▶ _WORK TO DO_
Collect every line of the records below that contains the word "items".
***** RECORDS FOR THE EXERCISE *****
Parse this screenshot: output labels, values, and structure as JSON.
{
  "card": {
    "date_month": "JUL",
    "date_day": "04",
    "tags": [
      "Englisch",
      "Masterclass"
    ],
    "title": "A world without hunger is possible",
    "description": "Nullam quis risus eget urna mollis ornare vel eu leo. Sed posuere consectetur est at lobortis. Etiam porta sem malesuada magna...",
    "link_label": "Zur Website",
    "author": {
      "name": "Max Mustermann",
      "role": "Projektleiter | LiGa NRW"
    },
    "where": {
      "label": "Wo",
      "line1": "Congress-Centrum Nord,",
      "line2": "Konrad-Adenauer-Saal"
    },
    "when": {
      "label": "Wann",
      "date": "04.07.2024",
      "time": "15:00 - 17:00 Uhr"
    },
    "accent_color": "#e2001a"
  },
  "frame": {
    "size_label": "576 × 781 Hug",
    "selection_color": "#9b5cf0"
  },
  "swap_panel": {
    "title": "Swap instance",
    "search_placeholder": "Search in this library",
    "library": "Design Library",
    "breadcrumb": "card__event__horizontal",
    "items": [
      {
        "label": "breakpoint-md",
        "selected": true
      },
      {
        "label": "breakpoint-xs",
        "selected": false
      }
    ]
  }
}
*****
***** RECORDS FOR THE EXERCISE *****
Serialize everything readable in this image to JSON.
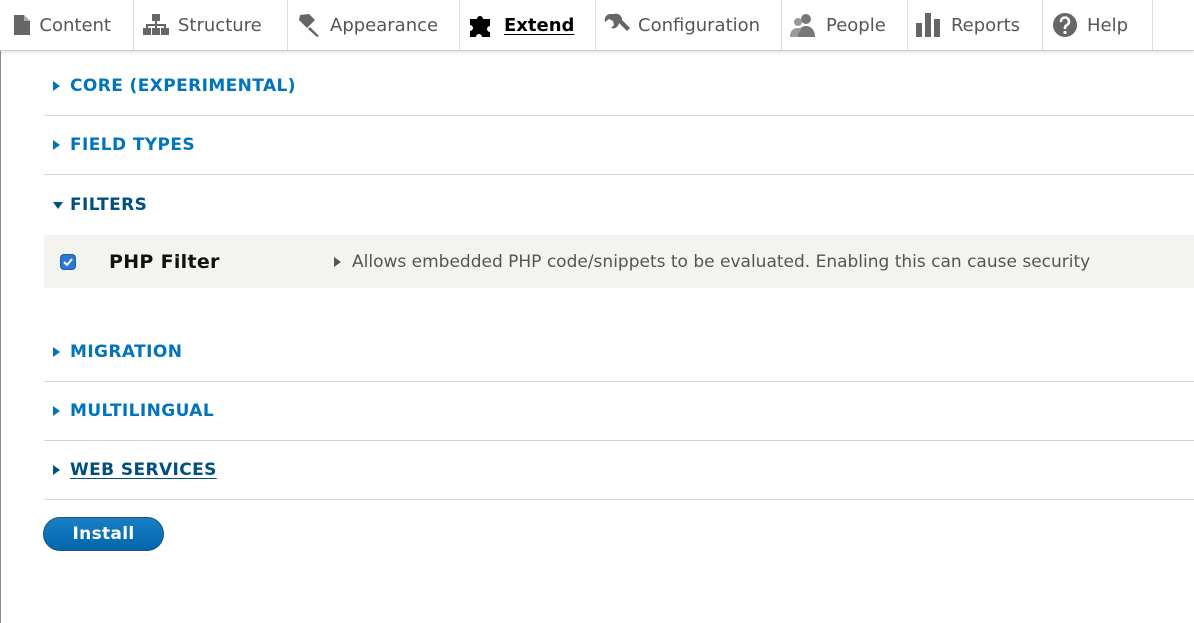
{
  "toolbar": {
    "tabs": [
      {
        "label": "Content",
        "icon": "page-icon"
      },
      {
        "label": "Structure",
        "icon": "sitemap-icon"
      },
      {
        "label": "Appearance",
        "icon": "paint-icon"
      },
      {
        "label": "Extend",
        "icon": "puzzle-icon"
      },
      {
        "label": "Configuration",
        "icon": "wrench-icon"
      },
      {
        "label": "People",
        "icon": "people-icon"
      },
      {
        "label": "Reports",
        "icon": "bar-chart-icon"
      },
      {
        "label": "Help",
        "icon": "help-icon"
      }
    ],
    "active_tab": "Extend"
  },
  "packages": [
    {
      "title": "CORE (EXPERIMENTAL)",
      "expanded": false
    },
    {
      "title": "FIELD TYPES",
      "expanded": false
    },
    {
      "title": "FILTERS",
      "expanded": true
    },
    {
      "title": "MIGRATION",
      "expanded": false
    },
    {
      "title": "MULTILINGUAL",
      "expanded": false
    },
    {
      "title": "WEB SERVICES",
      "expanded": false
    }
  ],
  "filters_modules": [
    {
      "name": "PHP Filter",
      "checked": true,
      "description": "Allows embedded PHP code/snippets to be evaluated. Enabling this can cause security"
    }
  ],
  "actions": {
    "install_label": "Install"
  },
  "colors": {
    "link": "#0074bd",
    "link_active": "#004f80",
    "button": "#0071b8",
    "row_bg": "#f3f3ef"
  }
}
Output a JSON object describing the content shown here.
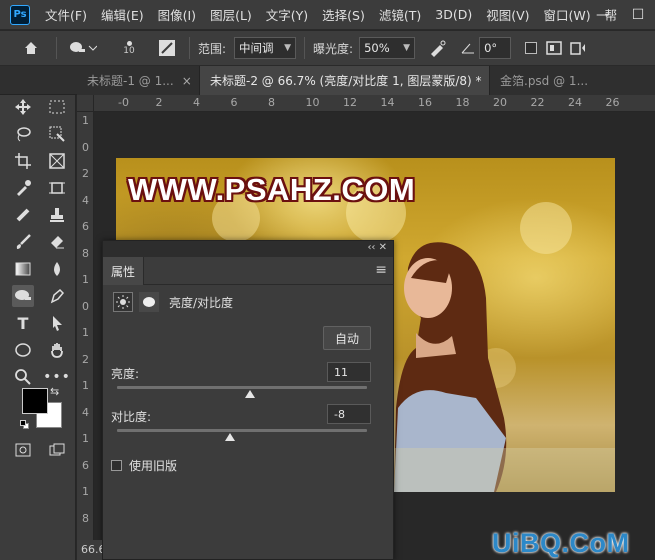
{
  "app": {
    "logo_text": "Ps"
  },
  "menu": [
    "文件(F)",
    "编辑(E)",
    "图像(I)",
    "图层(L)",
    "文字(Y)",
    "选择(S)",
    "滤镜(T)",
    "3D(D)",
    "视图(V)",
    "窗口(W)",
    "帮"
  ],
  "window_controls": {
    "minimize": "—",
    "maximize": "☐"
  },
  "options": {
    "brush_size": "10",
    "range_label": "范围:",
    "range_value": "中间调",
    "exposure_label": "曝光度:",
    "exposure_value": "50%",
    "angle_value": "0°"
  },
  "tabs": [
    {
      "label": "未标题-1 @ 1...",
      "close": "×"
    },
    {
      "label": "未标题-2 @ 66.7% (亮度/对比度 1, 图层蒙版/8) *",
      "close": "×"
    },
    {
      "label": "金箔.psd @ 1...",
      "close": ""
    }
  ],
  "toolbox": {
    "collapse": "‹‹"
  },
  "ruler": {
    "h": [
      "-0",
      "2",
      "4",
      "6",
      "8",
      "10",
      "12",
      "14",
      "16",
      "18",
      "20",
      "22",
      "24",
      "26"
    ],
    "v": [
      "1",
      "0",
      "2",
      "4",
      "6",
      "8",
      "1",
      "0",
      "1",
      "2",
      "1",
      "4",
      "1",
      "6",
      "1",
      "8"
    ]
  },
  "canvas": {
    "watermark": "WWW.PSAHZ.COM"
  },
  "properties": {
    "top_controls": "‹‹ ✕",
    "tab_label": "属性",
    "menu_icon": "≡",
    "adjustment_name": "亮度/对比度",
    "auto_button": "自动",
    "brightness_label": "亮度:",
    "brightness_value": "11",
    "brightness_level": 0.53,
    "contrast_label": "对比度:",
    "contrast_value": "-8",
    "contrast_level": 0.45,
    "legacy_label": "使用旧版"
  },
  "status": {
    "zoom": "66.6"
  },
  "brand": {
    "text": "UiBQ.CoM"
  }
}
*****
***** RECORDS FOR THE EXERCISE *****
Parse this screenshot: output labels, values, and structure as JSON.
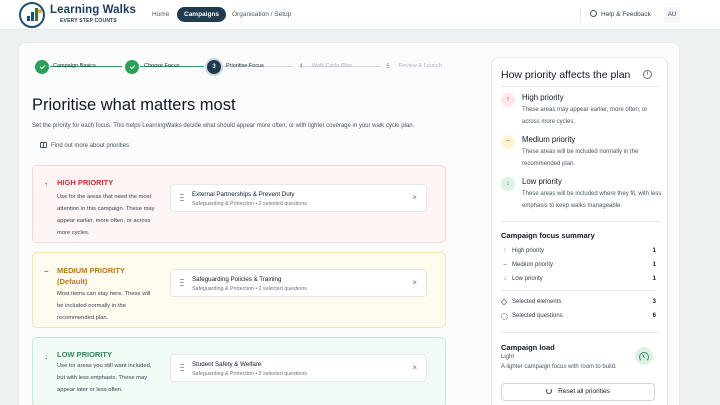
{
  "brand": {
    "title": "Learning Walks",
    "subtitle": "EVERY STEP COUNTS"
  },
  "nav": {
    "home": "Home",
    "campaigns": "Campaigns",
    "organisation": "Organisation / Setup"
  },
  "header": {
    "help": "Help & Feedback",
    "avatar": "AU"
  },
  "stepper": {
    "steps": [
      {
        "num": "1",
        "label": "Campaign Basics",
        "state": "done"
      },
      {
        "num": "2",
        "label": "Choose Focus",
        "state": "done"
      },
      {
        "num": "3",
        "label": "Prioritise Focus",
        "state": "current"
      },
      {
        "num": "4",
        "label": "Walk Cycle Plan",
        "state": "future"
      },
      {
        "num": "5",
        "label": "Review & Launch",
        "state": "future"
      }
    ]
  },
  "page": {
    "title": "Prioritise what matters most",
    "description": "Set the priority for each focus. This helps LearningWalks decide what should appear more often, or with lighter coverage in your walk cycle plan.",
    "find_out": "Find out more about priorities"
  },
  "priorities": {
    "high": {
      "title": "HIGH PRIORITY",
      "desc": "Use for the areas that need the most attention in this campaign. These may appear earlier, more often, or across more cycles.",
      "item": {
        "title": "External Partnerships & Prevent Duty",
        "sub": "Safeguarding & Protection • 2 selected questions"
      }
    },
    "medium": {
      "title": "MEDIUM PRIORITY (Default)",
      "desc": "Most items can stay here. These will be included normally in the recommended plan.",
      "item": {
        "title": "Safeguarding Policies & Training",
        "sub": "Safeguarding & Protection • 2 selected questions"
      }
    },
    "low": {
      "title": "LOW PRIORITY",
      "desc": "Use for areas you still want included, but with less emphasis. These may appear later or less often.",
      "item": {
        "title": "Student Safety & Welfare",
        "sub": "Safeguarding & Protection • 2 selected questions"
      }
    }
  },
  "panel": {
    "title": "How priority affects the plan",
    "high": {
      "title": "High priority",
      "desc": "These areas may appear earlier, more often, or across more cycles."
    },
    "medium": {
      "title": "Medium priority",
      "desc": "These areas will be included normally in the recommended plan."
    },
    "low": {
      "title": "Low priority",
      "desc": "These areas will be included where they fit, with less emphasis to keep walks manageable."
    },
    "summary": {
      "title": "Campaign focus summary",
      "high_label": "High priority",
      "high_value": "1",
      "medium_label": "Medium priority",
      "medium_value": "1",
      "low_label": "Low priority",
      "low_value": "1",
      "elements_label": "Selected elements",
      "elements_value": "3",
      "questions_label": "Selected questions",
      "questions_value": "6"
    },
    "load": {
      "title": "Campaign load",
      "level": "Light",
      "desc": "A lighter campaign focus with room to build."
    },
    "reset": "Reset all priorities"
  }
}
*****
▶ _TASK ANSWER_
    "items": [
      "desc": "Most items can stay here. These will be included normally in the recommended plan.",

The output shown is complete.